Reproduce each line of the material exactly, minus any picture.

### Raw records

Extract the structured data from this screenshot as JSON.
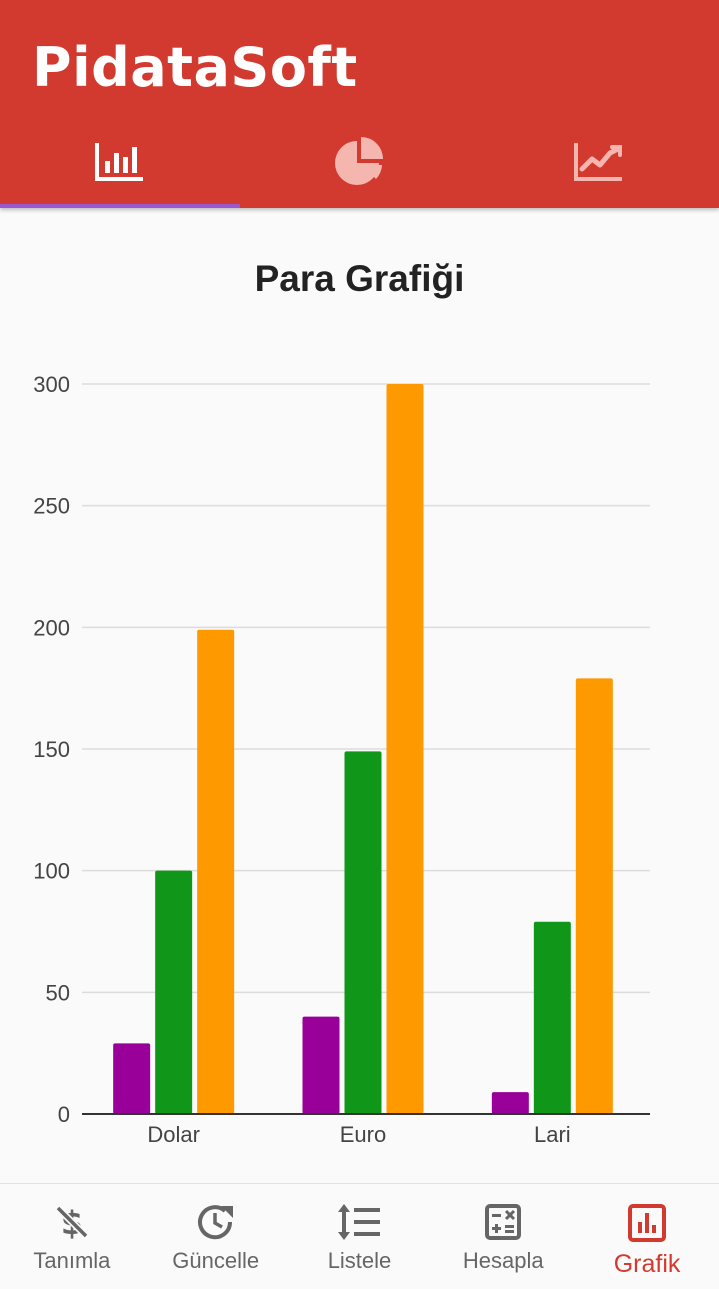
{
  "app": {
    "title": "PidataSoft"
  },
  "colors": {
    "appbar": "#d33a2f",
    "indicator": "#9b59d0",
    "active": "#d33a2f",
    "inactive": "#666666",
    "tab_active_icon": "#ffffff",
    "tab_inactive_icon": "#f6b6b0"
  },
  "tabs": [
    {
      "icon": "bar-chart-icon",
      "active": true
    },
    {
      "icon": "pie-chart-icon",
      "active": false
    },
    {
      "icon": "line-chart-icon",
      "active": false
    }
  ],
  "chart_data": {
    "type": "bar",
    "title": "Para Grafiği",
    "categories": [
      "Dolar",
      "Euro",
      "Lari"
    ],
    "series": [
      {
        "color": "#990099",
        "values": [
          29,
          40,
          9
        ]
      },
      {
        "color": "#109618",
        "values": [
          100,
          149,
          79
        ]
      },
      {
        "color": "#ff9900",
        "values": [
          199,
          300,
          179
        ]
      }
    ],
    "ylim": [
      0,
      300
    ],
    "yticks": [
      0,
      50,
      100,
      150,
      200,
      250,
      300
    ],
    "grid": true
  },
  "bottom_nav": [
    {
      "label": "Tanımla",
      "icon": "money-off-icon",
      "active": false
    },
    {
      "label": "Güncelle",
      "icon": "update-icon",
      "active": false
    },
    {
      "label": "Listele",
      "icon": "list-icon",
      "active": false
    },
    {
      "label": "Hesapla",
      "icon": "calculator-icon",
      "active": false
    },
    {
      "label": "Grafik",
      "icon": "chart-icon",
      "active": true
    }
  ]
}
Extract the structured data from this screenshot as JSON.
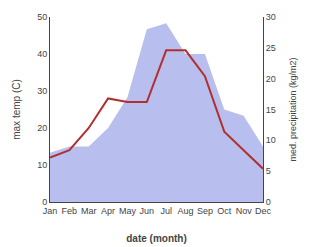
{
  "chart_data": {
    "type": "line",
    "xlabel": "date (month)",
    "ylabel": "max temp (C)",
    "y2label": "med. precipitation (kg/m2)",
    "categories": [
      "Jan",
      "Feb",
      "Mar",
      "Apr",
      "May",
      "Jun",
      "Jul",
      "Aug",
      "Sep",
      "Oct",
      "Nov",
      "Dec"
    ],
    "series": [
      {
        "type": "area",
        "axis": "y2",
        "color": "#b8bfee",
        "values": [
          8,
          9,
          9,
          12,
          17,
          28,
          29,
          24,
          24,
          15,
          14,
          9
        ]
      },
      {
        "type": "line",
        "color": "#b03030",
        "values": [
          12,
          14,
          20,
          28,
          27,
          27,
          41,
          41,
          34,
          19,
          14,
          9
        ]
      }
    ],
    "ylim": [
      0,
      50
    ],
    "yticks": [
      0,
      10,
      20,
      30,
      40,
      50
    ],
    "y2lim": [
      0,
      30
    ],
    "y2ticks": [
      0,
      5,
      10,
      15,
      20,
      25,
      30
    ],
    "grid": false
  }
}
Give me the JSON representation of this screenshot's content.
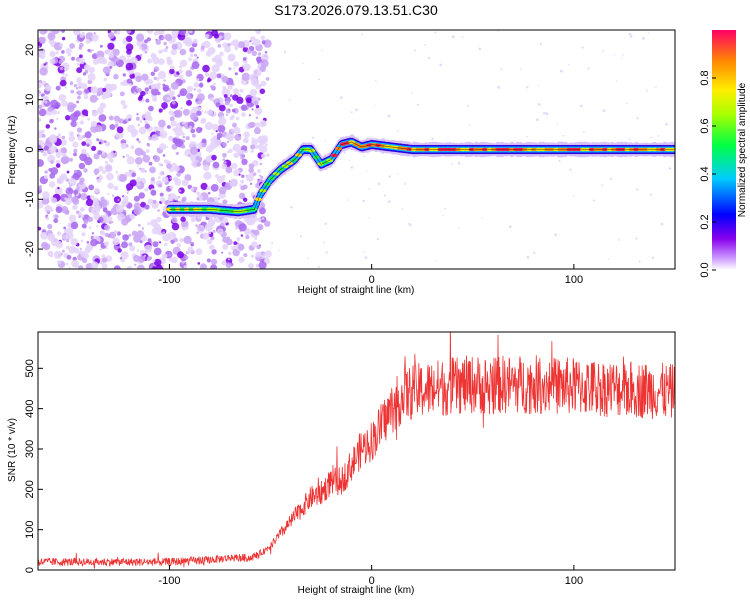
{
  "title": "S173.2026.079.13.51.C30",
  "chart_data": [
    {
      "type": "heatmap",
      "name": "spectrogram",
      "xlabel": "Height of straight line (km)",
      "ylabel": "Frequency (Hz)",
      "xlim": [
        -165,
        150
      ],
      "ylim": [
        -24,
        24
      ],
      "xticks": [
        -100,
        0,
        100
      ],
      "yticks": [
        -20,
        -10,
        0,
        10,
        20
      ],
      "colorbar": {
        "label": "Normalized spectral amplitude",
        "range": [
          0,
          1
        ],
        "ticks": [
          0.0,
          0.2,
          0.4,
          0.6,
          0.8
        ]
      },
      "noise_region_x": [
        -165,
        -55
      ],
      "ridge": [
        {
          "x": -100,
          "y": -12
        },
        {
          "x": -80,
          "y": -12
        },
        {
          "x": -66,
          "y": -12.5
        },
        {
          "x": -58,
          "y": -12
        },
        {
          "x": -55,
          "y": -9
        },
        {
          "x": -50,
          "y": -6
        },
        {
          "x": -45,
          "y": -4
        },
        {
          "x": -38,
          "y": -2
        },
        {
          "x": -34,
          "y": 0
        },
        {
          "x": -30,
          "y": 0
        },
        {
          "x": -25,
          "y": -3
        },
        {
          "x": -20,
          "y": -2
        },
        {
          "x": -15,
          "y": 1
        },
        {
          "x": -10,
          "y": 1.5
        },
        {
          "x": -5,
          "y": 0.5
        },
        {
          "x": 0,
          "y": 1
        },
        {
          "x": 20,
          "y": 0
        },
        {
          "x": 60,
          "y": 0
        },
        {
          "x": 100,
          "y": 0
        },
        {
          "x": 150,
          "y": 0
        }
      ]
    },
    {
      "type": "line",
      "name": "snr",
      "xlabel": "Height of straight line (km)",
      "ylabel": "SNR (10 * v/v)",
      "xlim": [
        -165,
        150
      ],
      "ylim": [
        0,
        590
      ],
      "xticks": [
        -100,
        0,
        100
      ],
      "yticks": [
        0,
        100,
        200,
        300,
        400,
        500
      ],
      "color": "#ee3333",
      "series": [
        {
          "name": "SNR",
          "x": [
            -165,
            -140,
            -120,
            -100,
            -80,
            -70,
            -60,
            -55,
            -50,
            -45,
            -40,
            -35,
            -30,
            -25,
            -20,
            -15,
            -10,
            -5,
            0,
            5,
            10,
            15,
            20,
            30,
            40,
            50,
            60,
            80,
            100,
            120,
            140,
            150
          ],
          "y": [
            20,
            20,
            20,
            20,
            25,
            30,
            30,
            40,
            60,
            90,
            120,
            150,
            180,
            190,
            220,
            220,
            260,
            300,
            320,
            360,
            400,
            430,
            440,
            450,
            455,
            460,
            460,
            460,
            455,
            450,
            445,
            440
          ]
        }
      ]
    }
  ]
}
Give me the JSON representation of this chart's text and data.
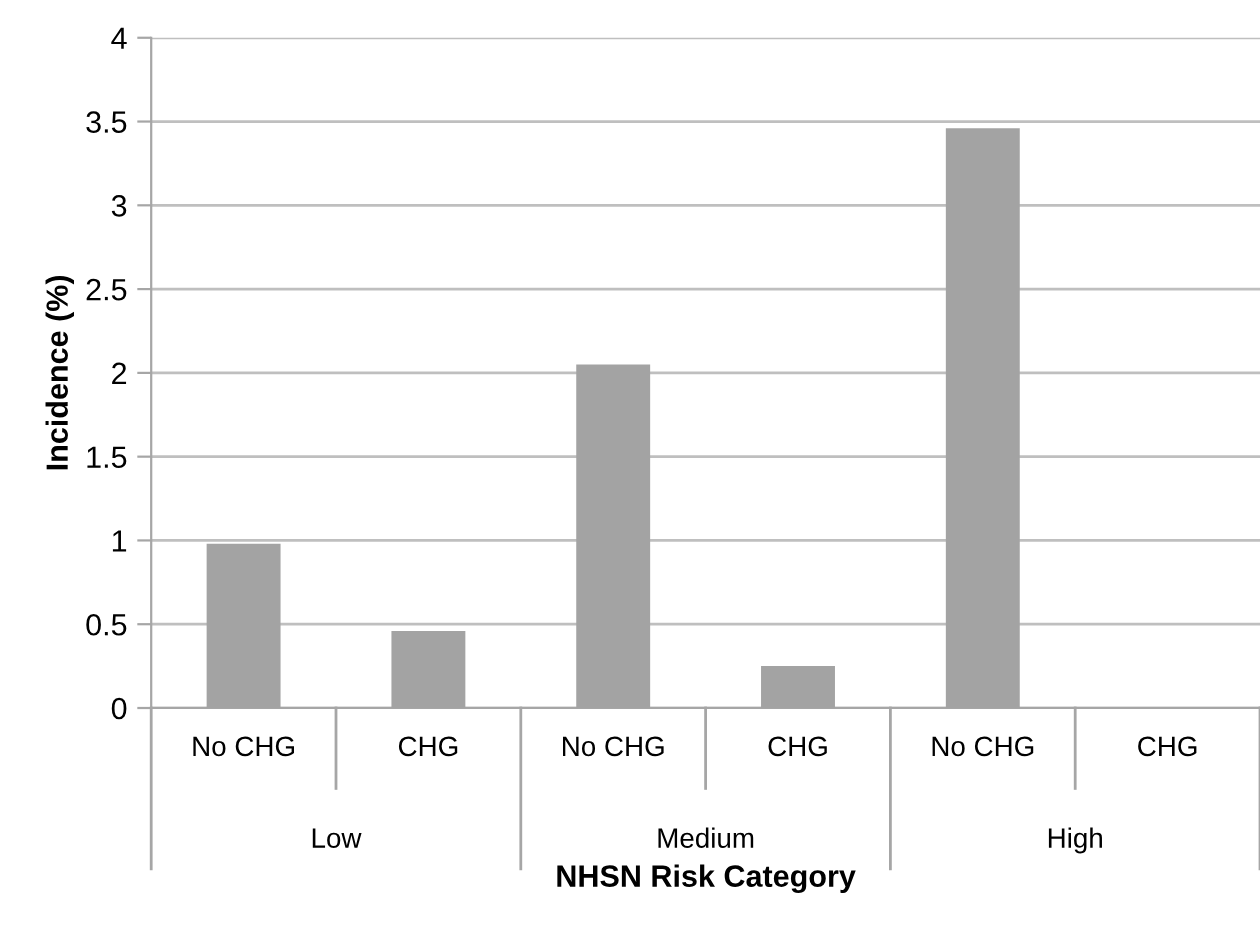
{
  "chart_data": {
    "type": "bar",
    "xlabel": "NHSN Risk Category",
    "ylabel": "Incidence (%)",
    "categories": [
      "No CHG",
      "CHG",
      "No CHG",
      "CHG",
      "No CHG",
      "CHG"
    ],
    "values": [
      0.98,
      0.46,
      2.05,
      0.25,
      3.46,
      0
    ],
    "color": "#a3a3a3",
    "annotations": [
      "Low",
      "Medium",
      "High"
    ],
    "ylim": [
      0,
      4
    ],
    "yticks": [
      0,
      0.5,
      1,
      1.5,
      2,
      2.5,
      3,
      3.5,
      4
    ],
    "grid": "y"
  }
}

######

• Complete response
Extract the structured data from this screenshot as JSON.
{
  "app": {
    "title": "PidataSoft"
  },
  "colors": {
    "appbar": "#d33a2f",
    "indicator": "#9b59d0",
    "active": "#d33a2f",
    "inactive": "#666666",
    "tab_active_icon": "#ffffff",
    "tab_inactive_icon": "#f6b6b0"
  },
  "tabs": [
    {
      "icon": "bar-chart-icon",
      "active": true
    },
    {
      "icon": "pie-chart-icon",
      "active": false
    },
    {
      "icon": "line-chart-icon",
      "active": false
    }
  ],
  "chart_data": {
    "type": "bar",
    "title": "Para Grafiği",
    "categories": [
      "Dolar",
      "Euro",
      "Lari"
    ],
    "series": [
      {
        "color": "#990099",
        "values": [
          29,
          40,
          9
        ]
      },
      {
        "color": "#109618",
        "values": [
          100,
          149,
          79
        ]
      },
      {
        "color": "#ff9900",
        "values": [
          199,
          300,
          179
        ]
      }
    ],
    "ylim": [
      0,
      300
    ],
    "yticks": [
      0,
      50,
      100,
      150,
      200,
      250,
      300
    ],
    "grid": true
  },
  "bottom_nav": [
    {
      "label": "Tanımla",
      "icon": "money-off-icon",
      "active": false
    },
    {
      "label": "Güncelle",
      "icon": "update-icon",
      "active": false
    },
    {
      "label": "Listele",
      "icon": "list-icon",
      "active": false
    },
    {
      "label": "Hesapla",
      "icon": "calculator-icon",
      "active": false
    },
    {
      "label": "Grafik",
      "icon": "chart-icon",
      "active": true
    }
  ]
}
Extract the structured data from this screenshot as JSON.
{
  "chart_data": {
    "type": "line",
    "xlabel": "date (month)",
    "ylabel": "max temp (C)",
    "y2label": "med. precipitation (kg/m2)",
    "categories": [
      "Jan",
      "Feb",
      "Mar",
      "Apr",
      "May",
      "Jun",
      "Jul",
      "Aug",
      "Sep",
      "Oct",
      "Nov",
      "Dec"
    ],
    "series": [
      {
        "type": "area",
        "axis": "y2",
        "color": "#b8bfee",
        "values": [
          8,
          9,
          9,
          12,
          17,
          28,
          29,
          24,
          24,
          15,
          14,
          9
        ]
      },
      {
        "type": "line",
        "color": "#b03030",
        "values": [
          12,
          14,
          20,
          28,
          27,
          27,
          41,
          41,
          34,
          19,
          14,
          9
        ]
      }
    ],
    "ylim": [
      0,
      50
    ],
    "yticks": [
      0,
      10,
      20,
      30,
      40,
      50
    ],
    "y2lim": [
      0,
      30
    ],
    "y2ticks": [
      0,
      5,
      10,
      15,
      20,
      25,
      30
    ],
    "grid": false
  }
}
Give me the JSON representation of this screenshot's content.
{
  "title": "S173.2026.079.13.51.C30",
  "chart_data": [
    {
      "type": "heatmap",
      "name": "spectrogram",
      "xlabel": "Height of straight line (km)",
      "ylabel": "Frequency (Hz)",
      "xlim": [
        -165,
        150
      ],
      "ylim": [
        -24,
        24
      ],
      "xticks": [
        -100,
        0,
        100
      ],
      "yticks": [
        -20,
        -10,
        0,
        10,
        20
      ],
      "colorbar": {
        "label": "Normalized spectral amplitude",
        "range": [
          0,
          1
        ],
        "ticks": [
          0.0,
          0.2,
          0.4,
          0.6,
          0.8
        ]
      },
      "noise_region_x": [
        -165,
        -55
      ],
      "ridge": [
        {
          "x": -100,
          "y": -12
        },
        {
          "x": -80,
          "y": -12
        },
        {
          "x": -66,
          "y": -12.5
        },
        {
          "x": -58,
          "y": -12
        },
        {
          "x": -55,
          "y": -9
        },
        {
          "x": -50,
          "y": -6
        },
        {
          "x": -45,
          "y": -4
        },
        {
          "x": -38,
          "y": -2
        },
        {
          "x": -34,
          "y": 0
        },
        {
          "x": -30,
          "y": 0
        },
        {
          "x": -25,
          "y": -3
        },
        {
          "x": -20,
          "y": -2
        },
        {
          "x": -15,
          "y": 1
        },
        {
          "x": -10,
          "y": 1.5
        },
        {
          "x": -5,
          "y": 0.5
        },
        {
          "x": 0,
          "y": 1
        },
        {
          "x": 20,
          "y": 0
        },
        {
          "x": 60,
          "y": 0
        },
        {
          "x": 100,
          "y": 0
        },
        {
          "x": 150,
          "y": 0
        }
      ]
    },
    {
      "type": "line",
      "name": "snr",
      "xlabel": "Height of straight line (km)",
      "ylabel": "SNR (10 * v/v)",
      "xlim": [
        -165,
        150
      ],
      "ylim": [
        0,
        590
      ],
      "xticks": [
        -100,
        0,
        100
      ],
      "yticks": [
        0,
        100,
        200,
        300,
        400,
        500
      ],
      "color": "#ee3333",
      "series": [
        {
          "name": "SNR",
          "x": [
            -165,
            -140,
            -120,
            -100,
            -80,
            -70,
            -60,
            -55,
            -50,
            -45,
            -40,
            -35,
            -30,
            -25,
            -20,
            -15,
            -10,
            -5,
            0,
            5,
            10,
            15,
            20,
            30,
            40,
            50,
            60,
            80,
            100,
            120,
            140,
            150
          ],
          "y": [
            20,
            20,
            20,
            20,
            25,
            30,
            30,
            40,
            60,
            90,
            120,
            150,
            180,
            190,
            220,
            220,
            260,
            300,
            320,
            360,
            400,
            430,
            440,
            450,
            455,
            460,
            460,
            460,
            455,
            450,
            445,
            440
          ]
        }
      ]
    }
  ]
}
Give me the JSON representation of this chart's text and data.
{
  "chart_data": {
    "type": "bar",
    "xlabel": "NHSN Risk Category",
    "ylabel": "Incidence (%)",
    "categories": [
      "No CHG",
      "CHG",
      "No CHG",
      "CHG",
      "No CHG",
      "CHG"
    ],
    "values": [
      0.98,
      0.46,
      2.05,
      0.25,
      3.46,
      0
    ],
    "color": "#a3a3a3",
    "annotations": [
      "Low",
      "Medium",
      "High"
    ],
    "ylim": [
      0,
      4
    ],
    "yticks": [
      0,
      0.5,
      1,
      1.5,
      2,
      2.5,
      3,
      3.5,
      4
    ],
    "grid": "y"
  }
}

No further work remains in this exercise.